* [Exercise]: Copy out the data below, changing every "interactable" to "clickable" and keeping the rest the same. Leave out the picture.

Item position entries

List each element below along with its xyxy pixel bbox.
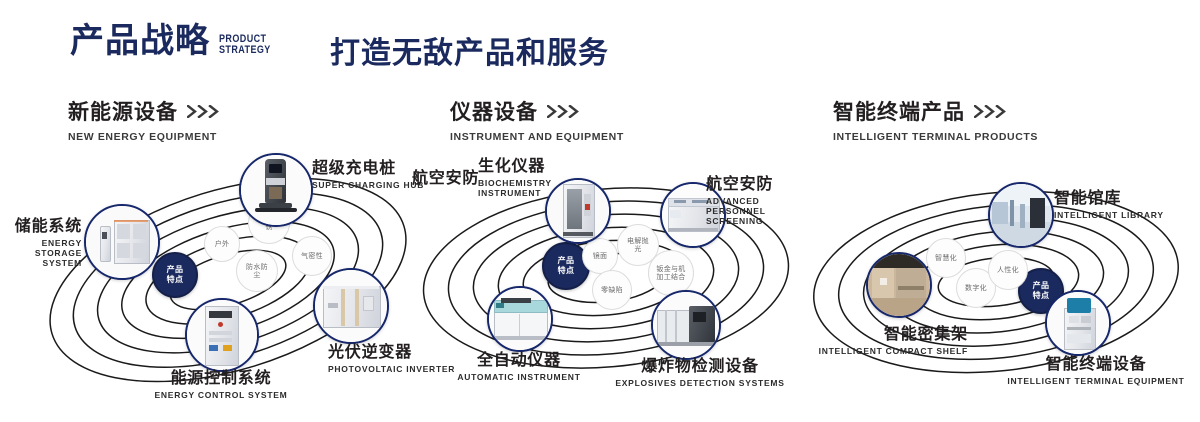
core-line2: 特点 — [558, 266, 575, 276]
feature-label: 气密性 — [300, 252, 324, 261]
core-line1: 产品 — [1033, 281, 1050, 291]
feature-label: 智慧化 — [933, 254, 959, 263]
section-title-instrument: 仪器设备 INSTRUMENT AND EQUIPMENT — [450, 96, 624, 143]
product-label-biochemistry: 生化仪器 BIOCHEMISTRY INSTRUMENT — [478, 152, 598, 198]
product-label-en: ENERGY CONTROL SYSTEM — [86, 390, 356, 400]
product-label-en: INTELLIGENT LIBRARY — [1054, 210, 1184, 220]
feature-label: 数字化 — [963, 284, 989, 293]
feature-label: 户外 — [215, 240, 230, 249]
compact-shelf-photo — [868, 254, 930, 316]
inverter-cabinet-photo — [315, 270, 387, 342]
product-label-en: EXPLOSIVES DETECTION SYSTEMS — [606, 378, 794, 388]
product-label-automatic-instrument: 全自动仪器 AUTOMATIC INSTRUMENT — [426, 346, 612, 382]
product-label-energy-storage: 储能系统 ENERGY STORAGE SYSTEM — [2, 212, 82, 268]
product-label-cn: 爆炸物检测设备 — [606, 352, 794, 376]
feature-label: 零缺陷 — [599, 286, 625, 295]
product-label-terminal-equipment: 智能终端设备 INTELLIGENT TERMINAL EQUIPMENT — [996, 350, 1196, 386]
headline: 打造无敌产品和服务 — [330, 28, 609, 72]
cluster-new-energy: 产品 特点 户外 防腐防锈 防水防尘 气密性 — [40, 150, 420, 400]
section-title-cn: 新能源设备 — [68, 96, 178, 126]
brand-title-cn: 产品战略 — [70, 24, 210, 58]
chevron-triple-right-icon — [974, 105, 1008, 118]
core-line1: 产品 — [167, 265, 184, 275]
section-title-cn: 仪器设备 — [450, 96, 538, 126]
product-node-terminal-equipment[interactable] — [1045, 290, 1111, 356]
product-label-cn: 储能系统 — [2, 212, 82, 236]
control-cabinet-photo — [187, 300, 257, 370]
charging-pile-photo — [241, 155, 311, 225]
product-label-compact-shelf: 智能密集架 INTELLIGENT COMPACT SHELF — [808, 320, 968, 356]
feature-bubble-mirror: 镜面 — [582, 238, 618, 274]
product-label-en: ENERGY STORAGE SYSTEM — [2, 238, 82, 268]
feature-bubble-smart: 智慧化 — [926, 238, 966, 278]
cluster-instrument: 产品 特点 镜面 电解抛光 钣金与机加工结合 零缺陷 航空安防 — [410, 150, 800, 400]
brand-lockup: 产品战略 PRODUCT STRATEGY — [70, 24, 282, 58]
product-node-compact-shelf[interactable] — [866, 252, 932, 318]
product-label-energy-control: 能源控制系统 ENERGY CONTROL SYSTEM — [86, 364, 356, 400]
product-node-intelligent-library[interactable] — [988, 182, 1054, 248]
product-node-pv-inverter[interactable] — [313, 268, 389, 344]
product-label-cn: 智能终端设备 — [996, 350, 1196, 374]
feature-bubble-outdoor: 户外 — [204, 226, 240, 262]
product-node-charging-hub[interactable] — [239, 153, 313, 227]
core-line1: 产品 — [558, 256, 575, 266]
product-label-cn: 能源控制系统 — [86, 364, 356, 388]
feature-bubble-humanized: 人性化 — [988, 250, 1028, 290]
product-label-cn: 全自动仪器 — [426, 346, 612, 370]
product-label-cn: 生化仪器 — [478, 152, 598, 176]
section-title-intelligent: 智能终端产品 INTELLIGENT TERMINAL PRODUCTS — [833, 96, 1038, 143]
library-interior-photo — [990, 184, 1052, 246]
section-title-cn: 智能终端产品 — [833, 96, 965, 126]
core-badge-product-features: 产品 特点 — [152, 252, 198, 298]
feature-label: 电解抛光 — [627, 237, 649, 254]
feature-label: 钣金与机加工结合 — [656, 265, 686, 282]
feature-bubble-zero-defect: 零缺陷 — [592, 270, 632, 310]
product-label-explosives-detection: 爆炸物检测设备 EXPLOSIVES DETECTION SYSTEMS — [606, 352, 794, 388]
product-label-en: INTELLIGENT COMPACT SHELF — [808, 346, 968, 356]
product-label-intelligent-library: 智能馆库 INTELLIGENT LIBRARY — [1054, 184, 1184, 220]
explosives-detector-photo — [653, 292, 719, 358]
section-title-en: INTELLIGENT TERMINAL PRODUCTS — [833, 131, 1038, 143]
product-node-energy-storage[interactable] — [84, 204, 160, 280]
section-title-new-energy: 新能源设备 NEW ENERGY EQUIPMENT — [68, 96, 221, 143]
automatic-instrument-photo — [489, 288, 551, 350]
chevron-triple-right-icon — [187, 105, 221, 118]
feature-bubble-waterproof: 防水防尘 — [236, 250, 278, 292]
product-node-energy-control[interactable] — [185, 298, 259, 372]
section-title-en: INSTRUMENT AND EQUIPMENT — [450, 131, 624, 143]
product-label-cn: 智能密集架 — [808, 320, 968, 344]
feature-label: 人性化 — [995, 266, 1021, 275]
brand-title-en-line2: STRATEGY — [219, 45, 271, 56]
poster-canvas: 产品战略 PRODUCT STRATEGY 打造无敌产品和服务 新能源设备 NE… — [0, 0, 1200, 422]
product-node-explosives-detection[interactable] — [651, 290, 721, 360]
product-node-automatic-instrument[interactable] — [487, 286, 553, 352]
product-label-en: BIOCHEMISTRY INSTRUMENT — [478, 178, 538, 198]
feature-label: 防水防尘 — [246, 263, 268, 280]
feature-label: 镜面 — [593, 252, 608, 261]
product-label-en: AUTOMATIC INSTRUMENT — [426, 372, 612, 382]
brand-title-en: PRODUCT STRATEGY — [219, 34, 271, 56]
product-label-en: ADVANCED PERSONNEL SCREENING — [706, 196, 802, 226]
product-label-en: INTELLIGENT TERMINAL EQUIPMENT — [996, 376, 1196, 386]
section-title-en: NEW ENERGY EQUIPMENT — [68, 131, 221, 143]
self-service-kiosk-photo — [1047, 292, 1109, 354]
battery-cabinet-photo — [86, 206, 158, 278]
chevron-triple-right-icon — [547, 105, 581, 118]
core-line2: 特点 — [167, 275, 184, 285]
product-label-cn: 智能馆库 — [1054, 184, 1184, 208]
cluster-intelligent-terminal: 产品 特点 智慧化 数字化 人性化 智能馆库 — [800, 150, 1200, 410]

* [Result of this task]:
List each element below along with its xyxy pixel bbox.
core-line2: 特点 — [558, 266, 575, 276]
feature-label: 气密性 — [300, 252, 324, 261]
core-line1: 产品 — [1033, 281, 1050, 291]
feature-label: 智慧化 — [933, 254, 959, 263]
section-title-instrument: 仪器设备 INSTRUMENT AND EQUIPMENT — [450, 96, 624, 143]
product-label-biochemistry: 生化仪器 BIOCHEMISTRY INSTRUMENT — [478, 152, 598, 198]
product-label-en: ENERGY CONTROL SYSTEM — [86, 390, 356, 400]
product-label-en: INTELLIGENT LIBRARY — [1054, 210, 1184, 220]
feature-label: 数字化 — [963, 284, 989, 293]
feature-label: 户外 — [215, 240, 230, 249]
compact-shelf-photo — [868, 254, 930, 316]
inverter-cabinet-photo — [315, 270, 387, 342]
product-label-en: EXPLOSIVES DETECTION SYSTEMS — [606, 378, 794, 388]
product-label-automatic-instrument: 全自动仪器 AUTOMATIC INSTRUMENT — [426, 346, 612, 382]
product-label-energy-storage: 储能系统 ENERGY STORAGE SYSTEM — [2, 212, 82, 268]
product-label-cn: 爆炸物检测设备 — [606, 352, 794, 376]
feature-label: 零缺陷 — [599, 286, 625, 295]
product-label-terminal-equipment: 智能终端设备 INTELLIGENT TERMINAL EQUIPMENT — [996, 350, 1196, 386]
headline: 打造无敌产品和服务 — [330, 28, 609, 72]
cluster-new-energy: 产品 特点 户外 防腐防锈 防水防尘 气密性 — [40, 150, 420, 400]
section-title-cn: 新能源设备 — [68, 96, 178, 126]
brand-title-cn: 产品战略 — [70, 24, 210, 58]
chevron-triple-right-icon — [974, 105, 1008, 118]
core-line1: 产品 — [167, 265, 184, 275]
section-title-cn: 仪器设备 — [450, 96, 538, 126]
product-node-terminal-equipment[clickable] — [1045, 290, 1111, 356]
product-label-cn: 储能系统 — [2, 212, 82, 236]
control-cabinet-photo — [187, 300, 257, 370]
charging-pile-photo — [241, 155, 311, 225]
product-label-compact-shelf: 智能密集架 INTELLIGENT COMPACT SHELF — [808, 320, 968, 356]
feature-bubble-mirror: 镜面 — [582, 238, 618, 274]
product-label-en: ENERGY STORAGE SYSTEM — [2, 238, 82, 268]
feature-bubble-smart: 智慧化 — [926, 238, 966, 278]
cluster-instrument: 产品 特点 镜面 电解抛光 钣金与机加工结合 零缺陷 航空安防 — [410, 150, 800, 400]
brand-lockup: 产品战略 PRODUCT STRATEGY — [70, 24, 282, 58]
product-node-compact-shelf[clickable] — [866, 252, 932, 318]
product-label-energy-control: 能源控制系统 ENERGY CONTROL SYSTEM — [86, 364, 356, 400]
product-node-intelligent-library[clickable] — [988, 182, 1054, 248]
product-node-pv-inverter[clickable] — [313, 268, 389, 344]
product-label-cn: 智能终端设备 — [996, 350, 1196, 374]
feature-bubble-outdoor: 户外 — [204, 226, 240, 262]
product-node-charging-hub[clickable] — [239, 153, 313, 227]
core-line1: 产品 — [558, 256, 575, 266]
product-label-cn: 能源控制系统 — [86, 364, 356, 388]
feature-bubble-humanized: 人性化 — [988, 250, 1028, 290]
product-label-cn: 全自动仪器 — [426, 346, 612, 370]
product-label-cn: 生化仪器 — [478, 152, 598, 176]
section-title-intelligent: 智能终端产品 INTELLIGENT TERMINAL PRODUCTS — [833, 96, 1038, 143]
library-interior-photo — [990, 184, 1052, 246]
section-title-cn: 智能终端产品 — [833, 96, 965, 126]
core-badge-product-features: 产品 特点 — [152, 252, 198, 298]
feature-label: 电解抛光 — [627, 237, 649, 254]
feature-label: 钣金与机加工结合 — [656, 265, 686, 282]
feature-bubble-zero-defect: 零缺陷 — [592, 270, 632, 310]
product-label-explosives-detection: 爆炸物检测设备 EXPLOSIVES DETECTION SYSTEMS — [606, 352, 794, 388]
product-label-en: INTELLIGENT COMPACT SHELF — [808, 346, 968, 356]
product-label-intelligent-library: 智能馆库 INTELLIGENT LIBRARY — [1054, 184, 1184, 220]
explosives-detector-photo — [653, 292, 719, 358]
section-title-en: INTELLIGENT TERMINAL PRODUCTS — [833, 131, 1038, 143]
product-node-energy-storage[clickable] — [84, 204, 160, 280]
section-title-new-energy: 新能源设备 NEW ENERGY EQUIPMENT — [68, 96, 221, 143]
automatic-instrument-photo — [489, 288, 551, 350]
chevron-triple-right-icon — [187, 105, 221, 118]
feature-bubble-waterproof: 防水防尘 — [236, 250, 278, 292]
product-node-energy-control[clickable] — [185, 298, 259, 372]
section-title-en: INSTRUMENT AND EQUIPMENT — [450, 131, 624, 143]
product-label-cn: 智能密集架 — [808, 320, 968, 344]
feature-label: 人性化 — [995, 266, 1021, 275]
brand-title-en-line2: STRATEGY — [219, 45, 271, 56]
poster-canvas: 产品战略 PRODUCT STRATEGY 打造无敌产品和服务 新能源设备 NE… — [0, 0, 1200, 422]
product-node-explosives-detection[clickable] — [651, 290, 721, 360]
product-node-automatic-instrument[clickable] — [487, 286, 553, 352]
product-label-en: BIOCHEMISTRY INSTRUMENT — [478, 178, 538, 198]
feature-label: 防水防尘 — [246, 263, 268, 280]
feature-label: 镜面 — [593, 252, 608, 261]
product-label-en: AUTOMATIC INSTRUMENT — [426, 372, 612, 382]
brand-title-en: PRODUCT STRATEGY — [219, 34, 271, 56]
product-label-en: ADVANCED PERSONNEL SCREENING — [706, 196, 802, 226]
product-label-en: INTELLIGENT TERMINAL EQUIPMENT — [996, 376, 1196, 386]
section-title-en: NEW ENERGY EQUIPMENT — [68, 131, 221, 143]
self-service-kiosk-photo — [1047, 292, 1109, 354]
battery-cabinet-photo — [86, 206, 158, 278]
chevron-triple-right-icon — [547, 105, 581, 118]
core-line2: 特点 — [167, 275, 184, 285]
product-label-cn: 智能馆库 — [1054, 184, 1184, 208]
cluster-intelligent-terminal: 产品 特点 智慧化 数字化 人性化 智能馆库 — [800, 150, 1200, 410]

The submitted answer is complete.